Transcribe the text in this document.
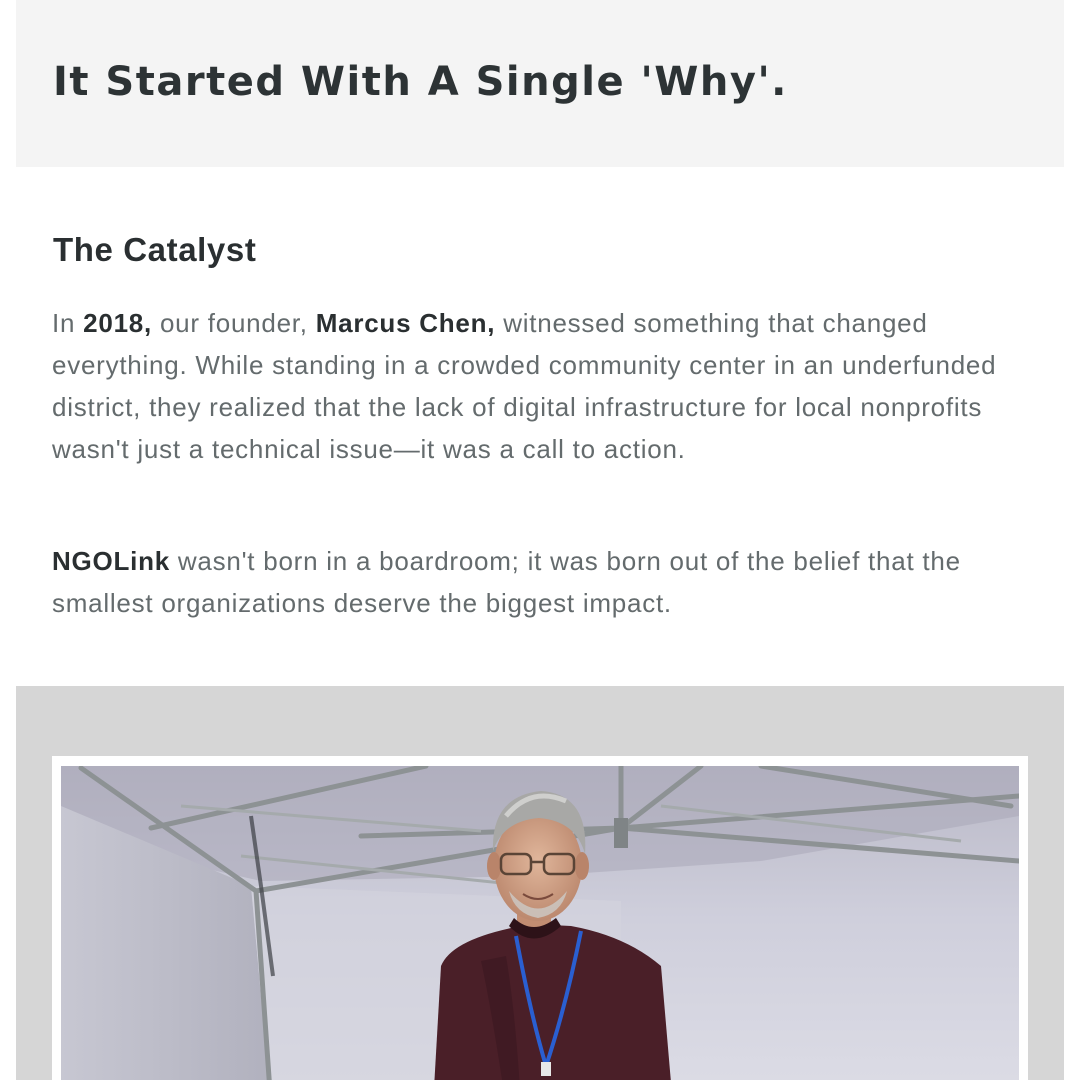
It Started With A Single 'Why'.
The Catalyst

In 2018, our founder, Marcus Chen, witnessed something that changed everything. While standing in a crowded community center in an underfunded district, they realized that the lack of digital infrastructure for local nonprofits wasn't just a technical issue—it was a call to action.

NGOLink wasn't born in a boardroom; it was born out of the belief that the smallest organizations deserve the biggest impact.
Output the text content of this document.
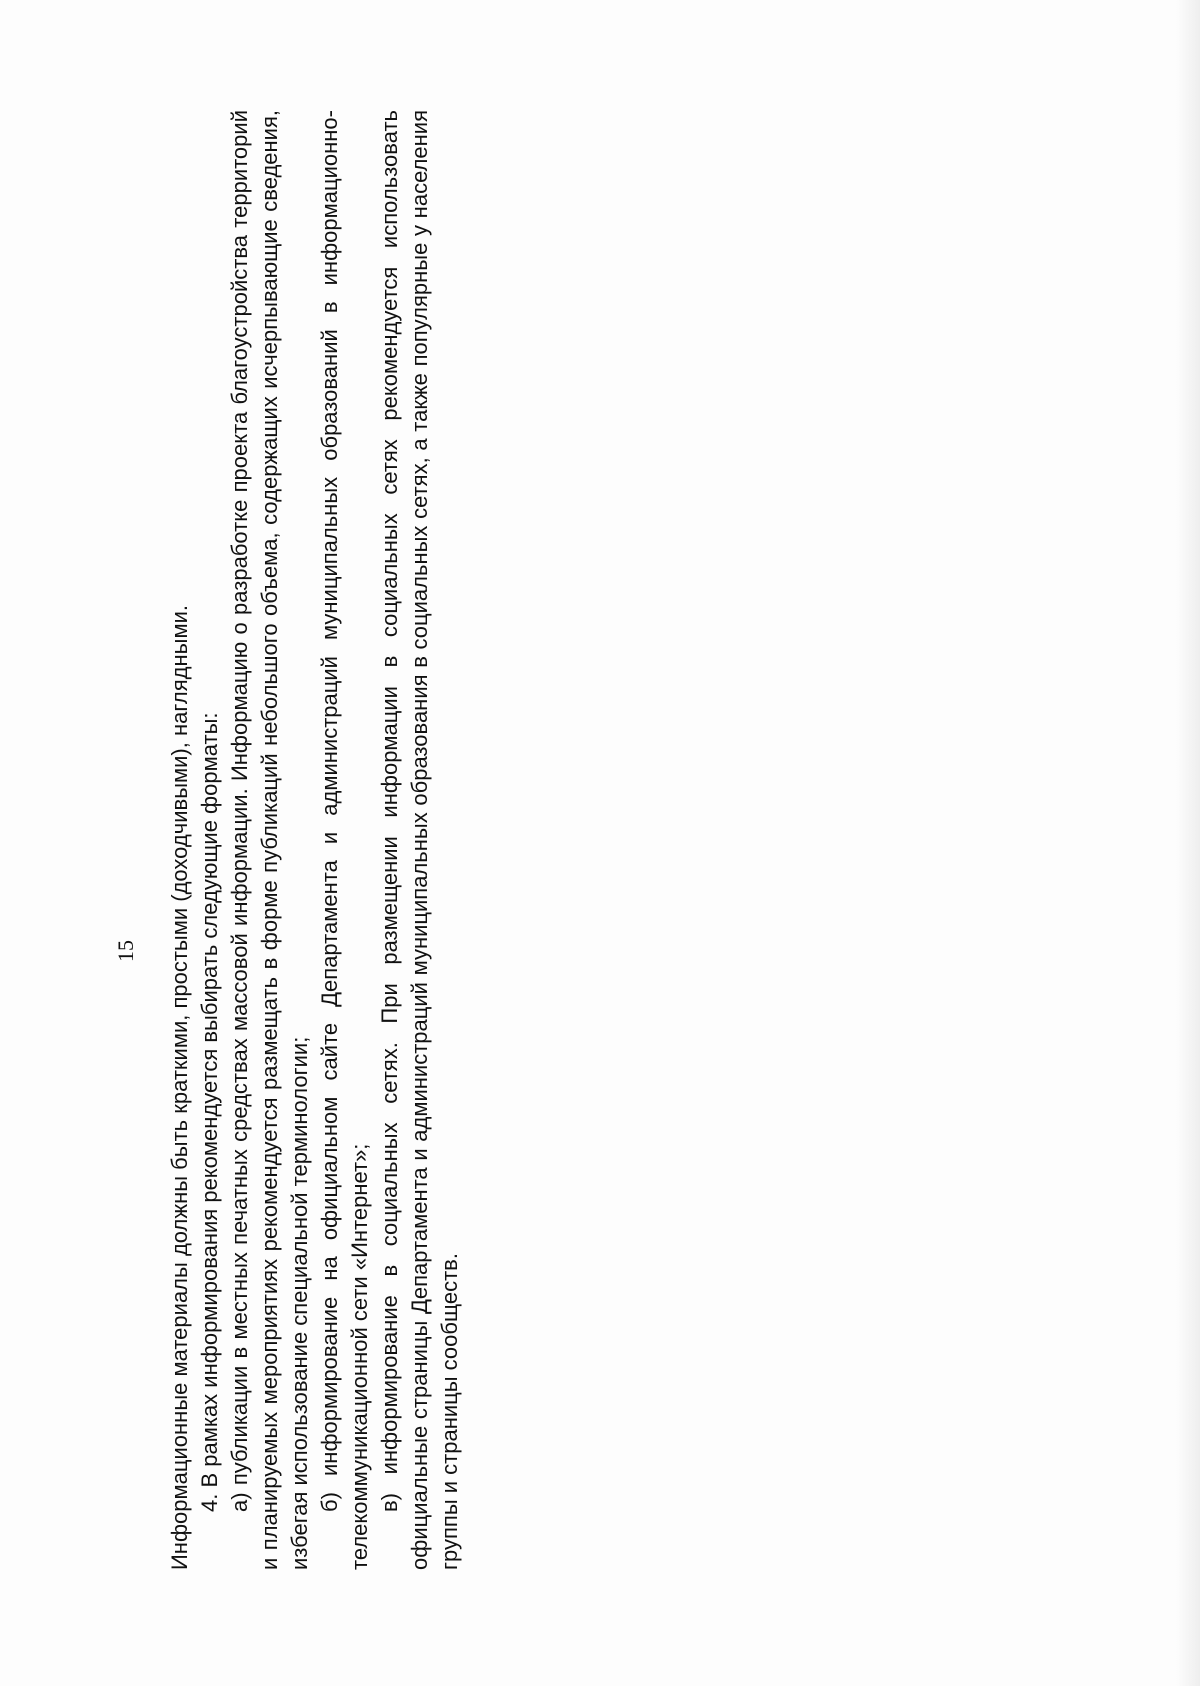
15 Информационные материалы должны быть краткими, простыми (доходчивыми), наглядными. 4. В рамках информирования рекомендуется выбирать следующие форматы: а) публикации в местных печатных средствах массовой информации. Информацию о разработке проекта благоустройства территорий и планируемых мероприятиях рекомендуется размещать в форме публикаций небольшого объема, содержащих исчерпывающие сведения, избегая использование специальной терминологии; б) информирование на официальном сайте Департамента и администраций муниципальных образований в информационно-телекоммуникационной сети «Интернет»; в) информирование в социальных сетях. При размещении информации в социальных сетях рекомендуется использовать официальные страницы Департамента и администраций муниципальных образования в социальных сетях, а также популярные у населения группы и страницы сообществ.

## The exercise
State how many lines of the records above contain the word "wasn", and give only that number.

## The result
2